**What to do**
Extract the text of each entry below exactly, leaving every image behind.

(Data tied to figure images)
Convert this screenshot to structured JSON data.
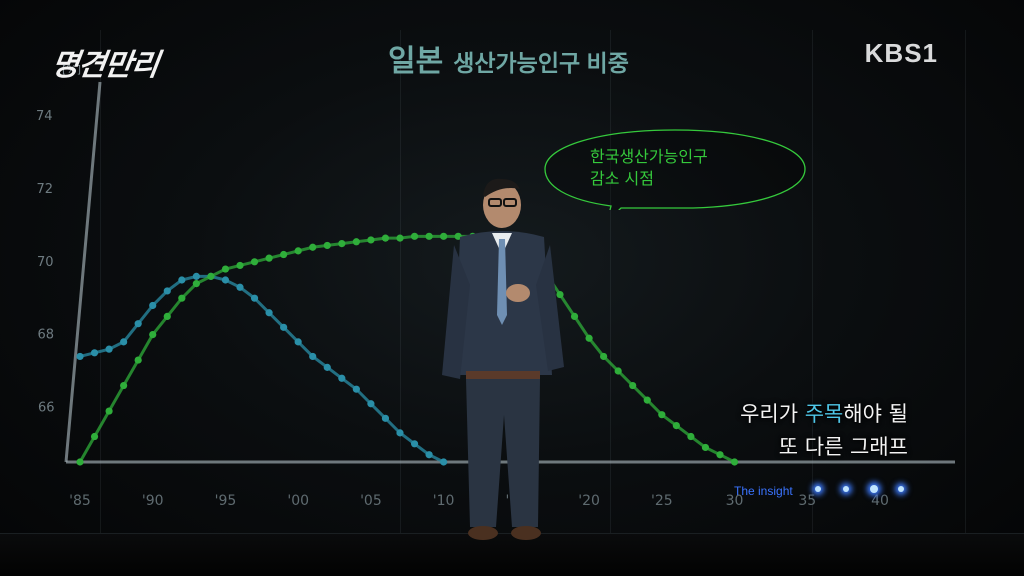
{
  "broadcast": {
    "program_logo": "명견만리",
    "channel_logo": "KBS1"
  },
  "chart_title": {
    "country": "일본",
    "subject": "생산가능인구 비중"
  },
  "chart_data": {
    "type": "line",
    "title": "일본 생산가능인구 비중",
    "ylabel": "[%]",
    "xlabel": "",
    "ylim": [
      64.5,
      74.5
    ],
    "yticks": [
      74,
      72,
      70,
      68,
      66
    ],
    "xlim": [
      1985,
      2040
    ],
    "xticks": [
      "'85",
      "'90",
      "'95",
      "'00",
      "'05",
      "'10",
      "'15",
      "'20",
      "'25",
      "30",
      "35",
      "40"
    ],
    "xtick_years": [
      1985,
      1990,
      1995,
      2000,
      2005,
      2010,
      2015,
      2020,
      2025,
      2030,
      2035,
      2040
    ],
    "grid": false,
    "legend": "none",
    "series": [
      {
        "style": "dotted",
        "color": "#2a8fa8",
        "x": [
          1985,
          1986,
          1987,
          1988,
          1989,
          1990,
          1991,
          1992,
          1993,
          1994,
          1995,
          1996,
          1997,
          1998,
          1999,
          2000,
          2001,
          2002,
          2003,
          2004,
          2005,
          2006,
          2007,
          2008,
          2009,
          2010
        ],
        "values": [
          67.4,
          67.5,
          67.6,
          67.8,
          68.3,
          68.8,
          69.2,
          69.5,
          69.6,
          69.6,
          69.5,
          69.3,
          69.0,
          68.6,
          68.2,
          67.8,
          67.4,
          67.1,
          66.8,
          66.5,
          66.1,
          65.7,
          65.3,
          65.0,
          64.7,
          64.5
        ]
      },
      {
        "style": "dotted",
        "color": "#2fae3a",
        "x": [
          1985,
          1986,
          1987,
          1988,
          1989,
          1990,
          1991,
          1992,
          1993,
          1994,
          1995,
          1996,
          1997,
          1998,
          1999,
          2000,
          2001,
          2002,
          2003,
          2004,
          2005,
          2006,
          2007,
          2008,
          2009,
          2010,
          2011,
          2012,
          2013,
          2014,
          2015,
          2016,
          2017,
          2018,
          2019,
          2020,
          2021,
          2022,
          2023,
          2024,
          2025,
          2026,
          2027,
          2028,
          2029,
          2030
        ],
        "values": [
          64.5,
          65.2,
          65.9,
          66.6,
          67.3,
          68.0,
          68.5,
          69.0,
          69.4,
          69.6,
          69.8,
          69.9,
          70.0,
          70.1,
          70.2,
          70.3,
          70.4,
          70.45,
          70.5,
          70.55,
          70.6,
          70.65,
          70.65,
          70.7,
          70.7,
          70.7,
          70.7,
          70.7,
          70.7,
          70.7,
          70.7,
          70.3,
          69.7,
          69.1,
          68.5,
          67.9,
          67.4,
          67.0,
          66.6,
          66.2,
          65.8,
          65.5,
          65.2,
          64.9,
          64.7,
          64.5
        ]
      }
    ]
  },
  "speech_bubble": {
    "line1": "한국생산가능인구",
    "line2": "감소 시점",
    "color": "#35c93c"
  },
  "caption": {
    "line1_pre": "우리가 ",
    "line1_highlight": "주목",
    "line1_post": "해야 될",
    "line2": "또 다른 그래프"
  },
  "insight_badge": {
    "label": "The insight"
  },
  "colors": {
    "background": "#0b0e10",
    "title": "#6fa7a4",
    "axis": "#9aa7ad",
    "series_blue": "#2a8fa8",
    "series_green": "#2fae3a",
    "caption_highlight": "#4fc7e8"
  }
}
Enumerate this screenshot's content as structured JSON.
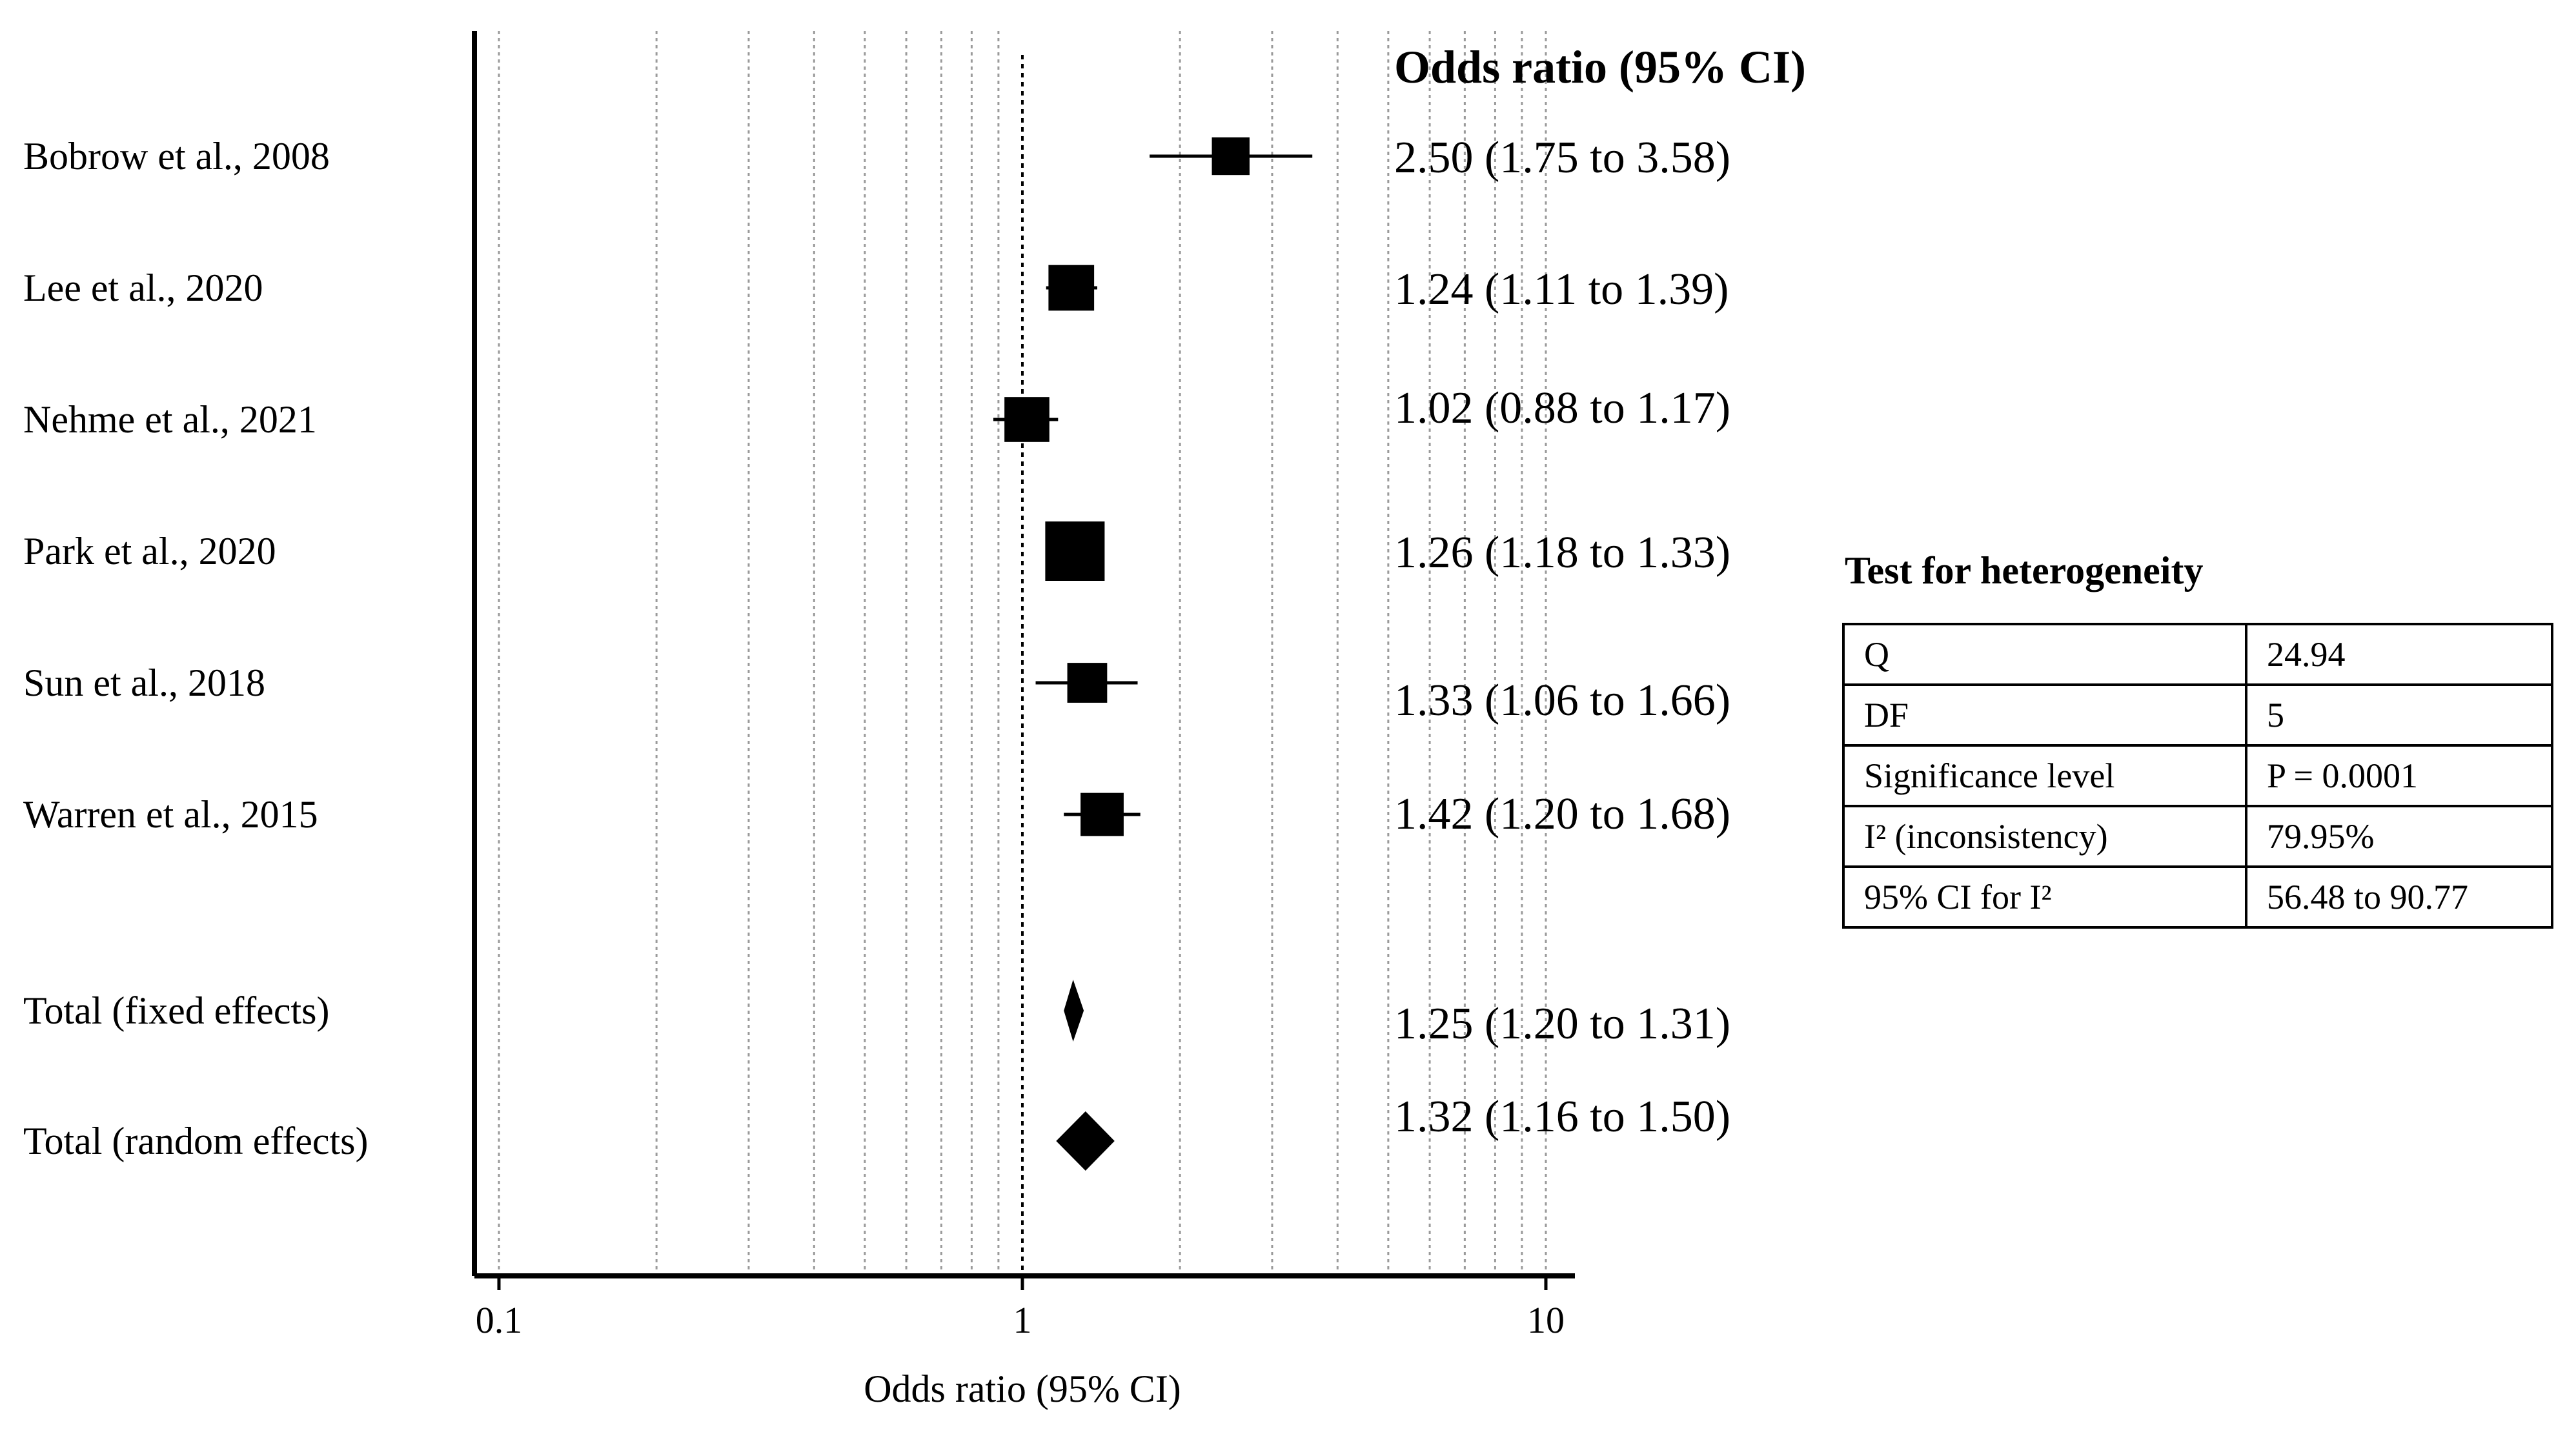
{
  "chart_data": {
    "type": "forest",
    "xscale": "log",
    "xlim": [
      0.095,
      10.5
    ],
    "xlabel": "Odds ratio (95% CI)",
    "column_header": "Odds ratio (95% CI)",
    "ticks": [
      {
        "value": 0.1,
        "label": "0.1"
      },
      {
        "value": 1,
        "label": "1"
      },
      {
        "value": 10,
        "label": "10"
      }
    ],
    "gridlines": [
      0.1,
      0.2,
      0.3,
      0.4,
      0.5,
      0.6,
      0.7,
      0.8,
      0.9,
      1,
      2,
      3,
      4,
      5,
      6,
      7,
      8,
      9,
      10
    ],
    "reference_line": 1,
    "studies": [
      {
        "label": "Bobrow et al., 2008",
        "or": 2.5,
        "lo": 1.75,
        "hi": 3.58,
        "ci_text": "2.50 (1.75 to 3.58)",
        "weight": 0.4
      },
      {
        "label": "Lee et al., 2020",
        "or": 1.24,
        "lo": 1.11,
        "hi": 1.39,
        "ci_text": "1.24 (1.11 to 1.39)",
        "weight": 0.62
      },
      {
        "label": "Nehme et al., 2021",
        "or": 1.02,
        "lo": 0.88,
        "hi": 1.17,
        "ci_text": "1.02 (0.88 to 1.17)",
        "weight": 0.6
      },
      {
        "label": "Park et al., 2020",
        "or": 1.26,
        "lo": 1.18,
        "hi": 1.33,
        "ci_text": "1.26 (1.18 to 1.33)",
        "weight": 1.0
      },
      {
        "label": "Sun et al., 2018",
        "or": 1.33,
        "lo": 1.06,
        "hi": 1.66,
        "ci_text": "1.33 (1.06 to 1.66)",
        "weight": 0.46
      },
      {
        "label": "Warren et al., 2015",
        "or": 1.42,
        "lo": 1.2,
        "hi": 1.68,
        "ci_text": "1.42 (1.20 to 1.68)",
        "weight": 0.55
      }
    ],
    "totals": [
      {
        "label": "Total (fixed effects)",
        "or": 1.25,
        "lo": 1.2,
        "hi": 1.31,
        "ci_text": "1.25 (1.20 to 1.31)"
      },
      {
        "label": "Total (random effects)",
        "or": 1.32,
        "lo": 1.16,
        "hi": 1.5,
        "ci_text": "1.32 (1.16 to 1.50)"
      }
    ]
  },
  "heterogeneity": {
    "title": "Test for heterogeneity",
    "rows": [
      {
        "key": "Q",
        "value": "24.94"
      },
      {
        "key": "DF",
        "value": "5"
      },
      {
        "key": "Significance level",
        "value": "P = 0.0001"
      },
      {
        "key": "I² (inconsistency)",
        "value": "79.95%"
      },
      {
        "key": "95% CI for I²",
        "value": "56.48 to 90.77"
      }
    ]
  }
}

**Solution to this exercise**
Convert this screenshot to structured JSON data.
{
  "broadcast": {
    "program_logo": "명견만리",
    "channel_logo": "KBS1"
  },
  "chart_title": {
    "country": "일본",
    "subject": "생산가능인구 비중"
  },
  "chart_data": {
    "type": "line",
    "title": "일본 생산가능인구 비중",
    "ylabel": "[%]",
    "xlabel": "",
    "ylim": [
      64.5,
      74.5
    ],
    "yticks": [
      74,
      72,
      70,
      68,
      66
    ],
    "xlim": [
      1985,
      2040
    ],
    "xticks": [
      "'85",
      "'90",
      "'95",
      "'00",
      "'05",
      "'10",
      "'15",
      "'20",
      "'25",
      "30",
      "35",
      "40"
    ],
    "xtick_years": [
      1985,
      1990,
      1995,
      2000,
      2005,
      2010,
      2015,
      2020,
      2025,
      2030,
      2035,
      2040
    ],
    "grid": false,
    "legend": "none",
    "series": [
      {
        "style": "dotted",
        "color": "#2a8fa8",
        "x": [
          1985,
          1986,
          1987,
          1988,
          1989,
          1990,
          1991,
          1992,
          1993,
          1994,
          1995,
          1996,
          1997,
          1998,
          1999,
          2000,
          2001,
          2002,
          2003,
          2004,
          2005,
          2006,
          2007,
          2008,
          2009,
          2010
        ],
        "values": [
          67.4,
          67.5,
          67.6,
          67.8,
          68.3,
          68.8,
          69.2,
          69.5,
          69.6,
          69.6,
          69.5,
          69.3,
          69.0,
          68.6,
          68.2,
          67.8,
          67.4,
          67.1,
          66.8,
          66.5,
          66.1,
          65.7,
          65.3,
          65.0,
          64.7,
          64.5
        ]
      },
      {
        "style": "dotted",
        "color": "#2fae3a",
        "x": [
          1985,
          1986,
          1987,
          1988,
          1989,
          1990,
          1991,
          1992,
          1993,
          1994,
          1995,
          1996,
          1997,
          1998,
          1999,
          2000,
          2001,
          2002,
          2003,
          2004,
          2005,
          2006,
          2007,
          2008,
          2009,
          2010,
          2011,
          2012,
          2013,
          2014,
          2015,
          2016,
          2017,
          2018,
          2019,
          2020,
          2021,
          2022,
          2023,
          2024,
          2025,
          2026,
          2027,
          2028,
          2029,
          2030
        ],
        "values": [
          64.5,
          65.2,
          65.9,
          66.6,
          67.3,
          68.0,
          68.5,
          69.0,
          69.4,
          69.6,
          69.8,
          69.9,
          70.0,
          70.1,
          70.2,
          70.3,
          70.4,
          70.45,
          70.5,
          70.55,
          70.6,
          70.65,
          70.65,
          70.7,
          70.7,
          70.7,
          70.7,
          70.7,
          70.7,
          70.7,
          70.7,
          70.3,
          69.7,
          69.1,
          68.5,
          67.9,
          67.4,
          67.0,
          66.6,
          66.2,
          65.8,
          65.5,
          65.2,
          64.9,
          64.7,
          64.5
        ]
      }
    ]
  },
  "speech_bubble": {
    "line1": "한국생산가능인구",
    "line2": "감소 시점",
    "color": "#35c93c"
  },
  "caption": {
    "line1_pre": "우리가 ",
    "line1_highlight": "주목",
    "line1_post": "해야 될",
    "line2": "또 다른 그래프"
  },
  "insight_badge": {
    "label": "The insight"
  },
  "colors": {
    "background": "#0b0e10",
    "title": "#6fa7a4",
    "axis": "#9aa7ad",
    "series_blue": "#2a8fa8",
    "series_green": "#2fae3a",
    "caption_highlight": "#4fc7e8"
  }
}
Enumerate this screenshot's content as structured JSON.
{
  "chart_data": {
    "type": "forest",
    "xscale": "log",
    "xlim": [
      0.095,
      10.5
    ],
    "xlabel": "Odds ratio (95% CI)",
    "column_header": "Odds ratio (95% CI)",
    "ticks": [
      {
        "value": 0.1,
        "label": "0.1"
      },
      {
        "value": 1,
        "label": "1"
      },
      {
        "value": 10,
        "label": "10"
      }
    ],
    "gridlines": [
      0.1,
      0.2,
      0.3,
      0.4,
      0.5,
      0.6,
      0.7,
      0.8,
      0.9,
      1,
      2,
      3,
      4,
      5,
      6,
      7,
      8,
      9,
      10
    ],
    "reference_line": 1,
    "studies": [
      {
        "label": "Bobrow et al., 2008",
        "or": 2.5,
        "lo": 1.75,
        "hi": 3.58,
        "ci_text": "2.50 (1.75 to 3.58)",
        "weight": 0.4
      },
      {
        "label": "Lee et al., 2020",
        "or": 1.24,
        "lo": 1.11,
        "hi": 1.39,
        "ci_text": "1.24 (1.11 to 1.39)",
        "weight": 0.62
      },
      {
        "label": "Nehme et al., 2021",
        "or": 1.02,
        "lo": 0.88,
        "hi": 1.17,
        "ci_text": "1.02 (0.88 to 1.17)",
        "weight": 0.6
      },
      {
        "label": "Park et al., 2020",
        "or": 1.26,
        "lo": 1.18,
        "hi": 1.33,
        "ci_text": "1.26 (1.18 to 1.33)",
        "weight": 1.0
      },
      {
        "label": "Sun et al., 2018",
        "or": 1.33,
        "lo": 1.06,
        "hi": 1.66,
        "ci_text": "1.33 (1.06 to 1.66)",
        "weight": 0.46
      },
      {
        "label": "Warren et al., 2015",
        "or": 1.42,
        "lo": 1.2,
        "hi": 1.68,
        "ci_text": "1.42 (1.20 to 1.68)",
        "weight": 0.55
      }
    ],
    "totals": [
      {
        "label": "Total (fixed effects)",
        "or": 1.25,
        "lo": 1.2,
        "hi": 1.31,
        "ci_text": "1.25 (1.20 to 1.31)"
      },
      {
        "label": "Total (random effects)",
        "or": 1.32,
        "lo": 1.16,
        "hi": 1.5,
        "ci_text": "1.32 (1.16 to 1.50)"
      }
    ]
  },
  "heterogeneity": {
    "title": "Test for heterogeneity",
    "rows": [
      {
        "key": "Q",
        "value": "24.94"
      },
      {
        "key": "DF",
        "value": "5"
      },
      {
        "key": "Significance level",
        "value": "P = 0.0001"
      },
      {
        "key": "I² (inconsistency)",
        "value": "79.95%"
      },
      {
        "key": "95% CI for I²",
        "value": "56.48 to 90.77"
      }
    ]
  }
}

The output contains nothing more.